Copy out each line featuring the string "this" from the entries beneath.
+++
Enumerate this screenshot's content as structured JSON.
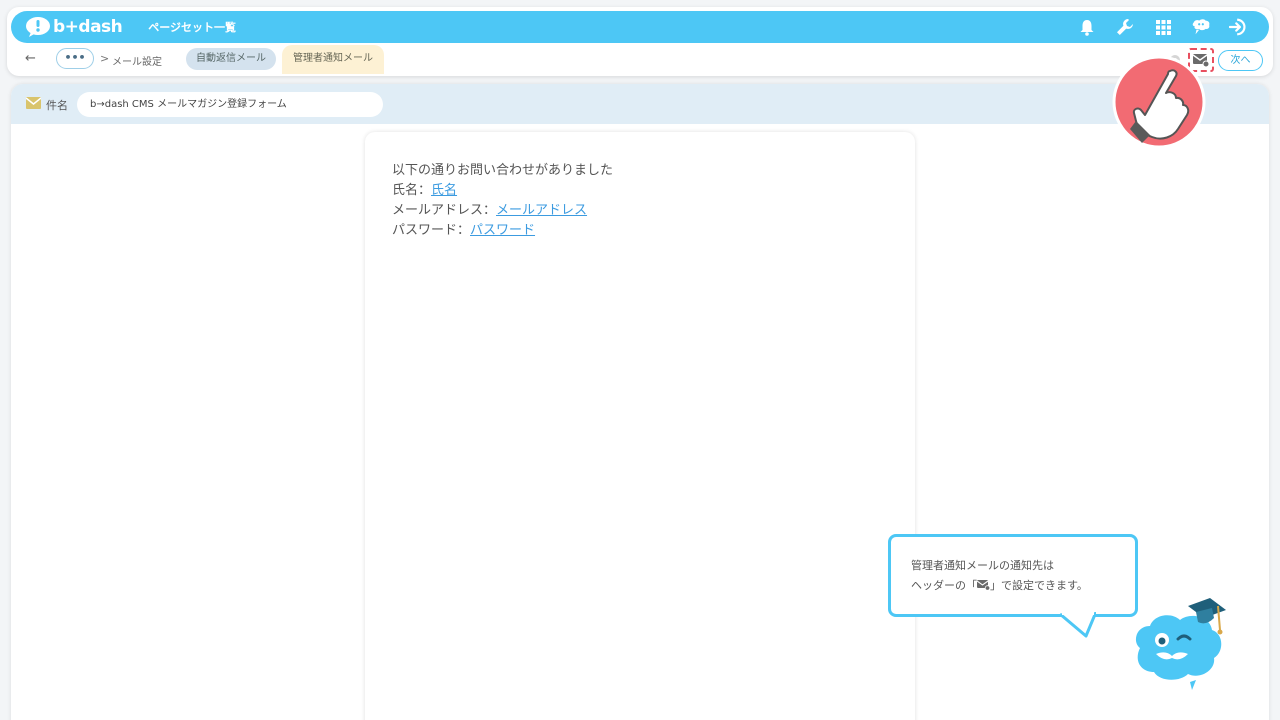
{
  "header": {
    "logo_text": "b+dash",
    "page_title": "ページセット一覧",
    "icons": [
      "bell-icon",
      "wrench-icon",
      "grid-icon",
      "brain-icon",
      "logout-icon"
    ]
  },
  "breadcrumb": {
    "back": "←",
    "more": "•••",
    "separator": ">",
    "mail_settings": "メール設定",
    "tab_auto_reply": "自動返信メール",
    "tab_admin_notify": "管理者通知メール",
    "next_button": "次へ"
  },
  "subject": {
    "label": "件名",
    "value": "b→dash CMS メールマガジン登録フォーム"
  },
  "mail_body": {
    "intro": "以下の通りお問い合わせがありました",
    "name_label": "氏名：",
    "name_link": "氏名",
    "email_label": "メールアドレス：",
    "email_link": "メールアドレス",
    "password_label": "パスワード：",
    "password_link": "パスワード"
  },
  "tooltip": {
    "line1": "管理者通知メールの通知先は",
    "line2_pre": "ヘッダーの「",
    "line2_post": "」で設定できます。"
  },
  "colors": {
    "brand": "#4dc7f5",
    "highlight": "#e84f5f",
    "link": "#3c9be0",
    "admin_tab": "#fdf1d4"
  }
}
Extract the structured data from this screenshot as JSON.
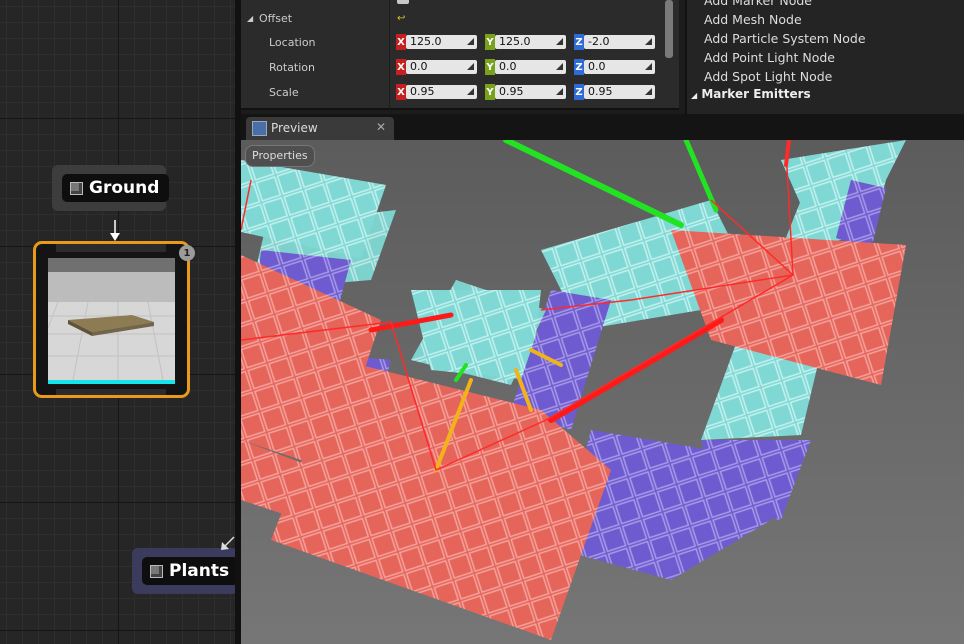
+++
• [Response to the exercise]:
Enumerate this screenshot's content as structured JSON.
Extract the structured data from this screenshot as JSON.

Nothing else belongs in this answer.